Search the records below for the word "this". Pull out each line that has it.

• Available records
--
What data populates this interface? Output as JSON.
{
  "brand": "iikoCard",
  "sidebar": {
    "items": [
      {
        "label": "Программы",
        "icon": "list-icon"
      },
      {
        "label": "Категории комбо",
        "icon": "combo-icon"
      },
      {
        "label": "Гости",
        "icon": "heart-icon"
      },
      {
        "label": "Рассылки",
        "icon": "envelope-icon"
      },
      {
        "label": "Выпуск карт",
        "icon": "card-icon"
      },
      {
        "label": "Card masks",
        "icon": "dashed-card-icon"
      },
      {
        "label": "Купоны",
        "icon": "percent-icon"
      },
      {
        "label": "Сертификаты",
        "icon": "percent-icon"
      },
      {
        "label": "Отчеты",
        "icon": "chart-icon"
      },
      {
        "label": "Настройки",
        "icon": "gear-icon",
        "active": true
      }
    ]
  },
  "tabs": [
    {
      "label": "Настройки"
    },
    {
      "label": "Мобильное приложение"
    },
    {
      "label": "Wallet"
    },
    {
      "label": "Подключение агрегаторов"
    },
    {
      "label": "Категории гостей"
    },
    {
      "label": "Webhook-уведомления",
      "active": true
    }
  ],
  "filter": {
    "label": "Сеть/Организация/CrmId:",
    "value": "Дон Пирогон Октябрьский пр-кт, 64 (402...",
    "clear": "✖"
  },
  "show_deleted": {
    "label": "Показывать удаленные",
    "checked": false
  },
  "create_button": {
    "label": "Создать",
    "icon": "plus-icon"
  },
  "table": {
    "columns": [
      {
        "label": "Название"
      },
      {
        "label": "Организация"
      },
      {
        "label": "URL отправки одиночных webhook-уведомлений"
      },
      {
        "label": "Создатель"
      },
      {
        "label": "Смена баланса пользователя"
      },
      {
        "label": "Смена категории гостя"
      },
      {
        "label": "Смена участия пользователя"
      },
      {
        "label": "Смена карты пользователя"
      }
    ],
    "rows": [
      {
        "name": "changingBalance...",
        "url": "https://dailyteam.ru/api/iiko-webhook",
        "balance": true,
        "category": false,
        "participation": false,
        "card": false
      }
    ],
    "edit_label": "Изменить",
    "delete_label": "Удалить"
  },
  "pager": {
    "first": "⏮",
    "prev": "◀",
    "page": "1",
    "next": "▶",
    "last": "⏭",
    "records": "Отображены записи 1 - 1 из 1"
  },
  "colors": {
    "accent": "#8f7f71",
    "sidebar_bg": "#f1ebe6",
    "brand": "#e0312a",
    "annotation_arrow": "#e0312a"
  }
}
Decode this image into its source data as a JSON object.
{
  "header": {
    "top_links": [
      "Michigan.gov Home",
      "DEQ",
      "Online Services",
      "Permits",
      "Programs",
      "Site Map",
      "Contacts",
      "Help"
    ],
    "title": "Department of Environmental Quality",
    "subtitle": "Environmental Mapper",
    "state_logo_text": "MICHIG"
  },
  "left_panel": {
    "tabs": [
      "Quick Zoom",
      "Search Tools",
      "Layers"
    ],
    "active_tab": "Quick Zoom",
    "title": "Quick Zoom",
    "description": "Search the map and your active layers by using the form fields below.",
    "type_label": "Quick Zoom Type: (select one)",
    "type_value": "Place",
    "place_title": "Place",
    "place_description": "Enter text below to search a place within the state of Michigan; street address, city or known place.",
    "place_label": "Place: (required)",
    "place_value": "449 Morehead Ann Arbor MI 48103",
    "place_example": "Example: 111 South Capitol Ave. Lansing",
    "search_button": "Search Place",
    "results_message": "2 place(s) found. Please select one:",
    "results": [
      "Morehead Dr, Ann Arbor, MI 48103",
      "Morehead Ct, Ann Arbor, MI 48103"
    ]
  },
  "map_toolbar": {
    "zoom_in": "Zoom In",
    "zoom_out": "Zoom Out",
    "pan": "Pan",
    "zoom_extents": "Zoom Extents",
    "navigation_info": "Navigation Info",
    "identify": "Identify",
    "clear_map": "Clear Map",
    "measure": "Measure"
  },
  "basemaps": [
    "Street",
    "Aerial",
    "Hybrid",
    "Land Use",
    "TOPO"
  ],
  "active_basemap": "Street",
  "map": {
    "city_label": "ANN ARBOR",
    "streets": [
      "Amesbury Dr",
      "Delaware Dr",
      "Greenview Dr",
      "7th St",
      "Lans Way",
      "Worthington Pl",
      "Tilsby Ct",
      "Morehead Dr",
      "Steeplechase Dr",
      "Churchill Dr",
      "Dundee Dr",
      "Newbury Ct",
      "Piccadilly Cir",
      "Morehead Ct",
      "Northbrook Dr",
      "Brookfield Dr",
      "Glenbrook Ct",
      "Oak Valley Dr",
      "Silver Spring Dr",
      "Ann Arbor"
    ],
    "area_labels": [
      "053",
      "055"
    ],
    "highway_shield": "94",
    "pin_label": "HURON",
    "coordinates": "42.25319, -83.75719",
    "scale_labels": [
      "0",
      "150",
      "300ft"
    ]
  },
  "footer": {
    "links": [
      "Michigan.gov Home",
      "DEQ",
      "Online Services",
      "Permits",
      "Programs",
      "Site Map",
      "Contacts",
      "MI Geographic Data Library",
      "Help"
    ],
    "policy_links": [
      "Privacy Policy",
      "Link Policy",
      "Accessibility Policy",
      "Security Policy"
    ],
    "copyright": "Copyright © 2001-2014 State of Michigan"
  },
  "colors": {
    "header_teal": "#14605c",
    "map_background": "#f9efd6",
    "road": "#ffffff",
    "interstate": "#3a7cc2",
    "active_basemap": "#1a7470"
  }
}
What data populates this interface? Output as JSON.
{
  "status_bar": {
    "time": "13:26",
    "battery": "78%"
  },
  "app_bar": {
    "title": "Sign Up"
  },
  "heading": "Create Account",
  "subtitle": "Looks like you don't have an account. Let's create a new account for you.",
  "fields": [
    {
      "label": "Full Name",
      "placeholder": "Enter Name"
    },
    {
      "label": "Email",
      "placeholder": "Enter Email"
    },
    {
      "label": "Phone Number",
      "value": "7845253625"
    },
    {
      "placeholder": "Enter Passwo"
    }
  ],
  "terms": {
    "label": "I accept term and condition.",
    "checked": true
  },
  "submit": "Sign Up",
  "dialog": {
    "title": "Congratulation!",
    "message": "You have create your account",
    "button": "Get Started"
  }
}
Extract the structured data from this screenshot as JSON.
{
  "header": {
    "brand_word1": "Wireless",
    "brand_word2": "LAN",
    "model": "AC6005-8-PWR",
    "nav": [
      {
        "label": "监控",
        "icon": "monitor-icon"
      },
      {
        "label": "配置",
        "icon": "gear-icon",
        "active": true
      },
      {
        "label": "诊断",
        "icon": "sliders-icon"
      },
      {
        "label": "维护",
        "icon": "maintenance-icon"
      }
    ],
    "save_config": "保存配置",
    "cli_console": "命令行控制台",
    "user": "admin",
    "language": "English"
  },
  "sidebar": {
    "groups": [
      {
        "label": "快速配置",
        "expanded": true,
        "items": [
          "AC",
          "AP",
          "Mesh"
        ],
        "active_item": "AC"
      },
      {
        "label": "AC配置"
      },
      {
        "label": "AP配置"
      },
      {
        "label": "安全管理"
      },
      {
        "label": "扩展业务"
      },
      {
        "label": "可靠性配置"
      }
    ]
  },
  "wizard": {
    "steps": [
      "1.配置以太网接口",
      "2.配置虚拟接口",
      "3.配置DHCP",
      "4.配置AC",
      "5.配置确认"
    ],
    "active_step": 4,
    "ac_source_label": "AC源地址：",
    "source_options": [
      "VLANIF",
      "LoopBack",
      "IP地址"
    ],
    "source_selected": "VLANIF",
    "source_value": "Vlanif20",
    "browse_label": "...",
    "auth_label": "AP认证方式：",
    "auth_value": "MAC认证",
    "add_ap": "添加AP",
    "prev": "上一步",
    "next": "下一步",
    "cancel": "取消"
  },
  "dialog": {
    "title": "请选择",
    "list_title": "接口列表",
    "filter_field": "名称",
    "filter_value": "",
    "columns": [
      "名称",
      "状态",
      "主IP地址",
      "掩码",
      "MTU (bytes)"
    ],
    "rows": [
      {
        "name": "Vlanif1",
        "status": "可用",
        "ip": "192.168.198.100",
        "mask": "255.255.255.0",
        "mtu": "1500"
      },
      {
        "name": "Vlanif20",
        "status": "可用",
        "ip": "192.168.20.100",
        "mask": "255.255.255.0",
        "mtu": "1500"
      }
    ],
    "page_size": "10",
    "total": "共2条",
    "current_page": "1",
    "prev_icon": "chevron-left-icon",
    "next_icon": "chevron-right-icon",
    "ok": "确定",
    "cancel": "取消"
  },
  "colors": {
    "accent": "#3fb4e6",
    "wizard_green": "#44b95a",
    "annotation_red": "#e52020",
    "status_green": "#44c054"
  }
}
--
• Solution to the problem
What data populates this interface? Output as JSON.
Decode this image into its source data as a JSON object.
What data populates this interface? Output as JSON.
Extract the structured data from this screenshot as JSON.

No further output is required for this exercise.